Exercise instructions
In the data below, find every line that has the string "ایجاد", and copy it.

Material
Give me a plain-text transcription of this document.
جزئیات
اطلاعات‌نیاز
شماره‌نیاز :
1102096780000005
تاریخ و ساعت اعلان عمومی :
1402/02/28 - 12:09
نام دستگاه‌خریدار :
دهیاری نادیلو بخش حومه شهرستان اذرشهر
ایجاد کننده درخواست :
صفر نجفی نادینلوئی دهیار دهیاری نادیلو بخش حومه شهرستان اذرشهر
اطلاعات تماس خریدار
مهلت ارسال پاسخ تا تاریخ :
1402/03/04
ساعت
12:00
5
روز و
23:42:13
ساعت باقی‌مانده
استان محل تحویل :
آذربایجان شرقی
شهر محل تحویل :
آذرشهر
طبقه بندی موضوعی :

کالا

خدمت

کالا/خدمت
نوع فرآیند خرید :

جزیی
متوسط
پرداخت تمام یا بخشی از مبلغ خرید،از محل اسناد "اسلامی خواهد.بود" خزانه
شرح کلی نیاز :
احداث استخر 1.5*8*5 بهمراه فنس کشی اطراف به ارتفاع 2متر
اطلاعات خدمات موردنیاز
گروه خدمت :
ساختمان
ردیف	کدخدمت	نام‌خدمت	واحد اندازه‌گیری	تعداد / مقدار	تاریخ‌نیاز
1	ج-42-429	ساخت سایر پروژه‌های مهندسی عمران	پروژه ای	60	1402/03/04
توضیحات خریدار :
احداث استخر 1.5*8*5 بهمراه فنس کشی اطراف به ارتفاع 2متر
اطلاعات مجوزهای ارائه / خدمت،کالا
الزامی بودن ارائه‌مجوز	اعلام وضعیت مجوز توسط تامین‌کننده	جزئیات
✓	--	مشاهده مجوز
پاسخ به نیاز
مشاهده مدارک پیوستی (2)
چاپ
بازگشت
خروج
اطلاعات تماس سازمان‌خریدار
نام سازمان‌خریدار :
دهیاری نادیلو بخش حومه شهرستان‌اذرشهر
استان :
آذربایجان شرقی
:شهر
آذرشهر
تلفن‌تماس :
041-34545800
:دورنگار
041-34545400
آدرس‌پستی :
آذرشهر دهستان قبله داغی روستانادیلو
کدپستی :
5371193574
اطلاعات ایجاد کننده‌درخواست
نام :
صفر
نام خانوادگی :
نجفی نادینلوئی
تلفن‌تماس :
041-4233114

==

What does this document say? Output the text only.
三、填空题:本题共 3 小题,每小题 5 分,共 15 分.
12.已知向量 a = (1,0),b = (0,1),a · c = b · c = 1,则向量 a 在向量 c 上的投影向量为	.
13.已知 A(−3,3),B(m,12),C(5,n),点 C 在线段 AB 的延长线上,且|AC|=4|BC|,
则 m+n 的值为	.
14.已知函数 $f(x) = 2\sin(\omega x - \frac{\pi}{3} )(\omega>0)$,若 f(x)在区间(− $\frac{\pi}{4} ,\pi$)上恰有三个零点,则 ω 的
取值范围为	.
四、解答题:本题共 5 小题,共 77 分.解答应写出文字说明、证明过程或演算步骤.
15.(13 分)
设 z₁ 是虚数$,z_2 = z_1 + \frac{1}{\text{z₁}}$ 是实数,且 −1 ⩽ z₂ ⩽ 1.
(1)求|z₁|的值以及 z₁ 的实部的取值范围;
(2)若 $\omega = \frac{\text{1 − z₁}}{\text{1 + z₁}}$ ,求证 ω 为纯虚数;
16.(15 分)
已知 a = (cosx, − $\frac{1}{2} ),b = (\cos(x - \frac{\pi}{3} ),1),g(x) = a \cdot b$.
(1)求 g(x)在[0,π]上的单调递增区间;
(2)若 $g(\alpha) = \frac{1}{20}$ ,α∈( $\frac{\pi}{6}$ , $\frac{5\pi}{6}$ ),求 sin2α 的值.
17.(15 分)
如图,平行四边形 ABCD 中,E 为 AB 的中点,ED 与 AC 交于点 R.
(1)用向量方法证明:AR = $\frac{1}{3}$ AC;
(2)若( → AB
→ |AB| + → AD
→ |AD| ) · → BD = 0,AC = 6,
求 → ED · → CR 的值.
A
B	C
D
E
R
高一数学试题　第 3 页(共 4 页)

Exercise output
ایجاد کننده درخواست :
اطلاعات ایجاد کننده‌درخواست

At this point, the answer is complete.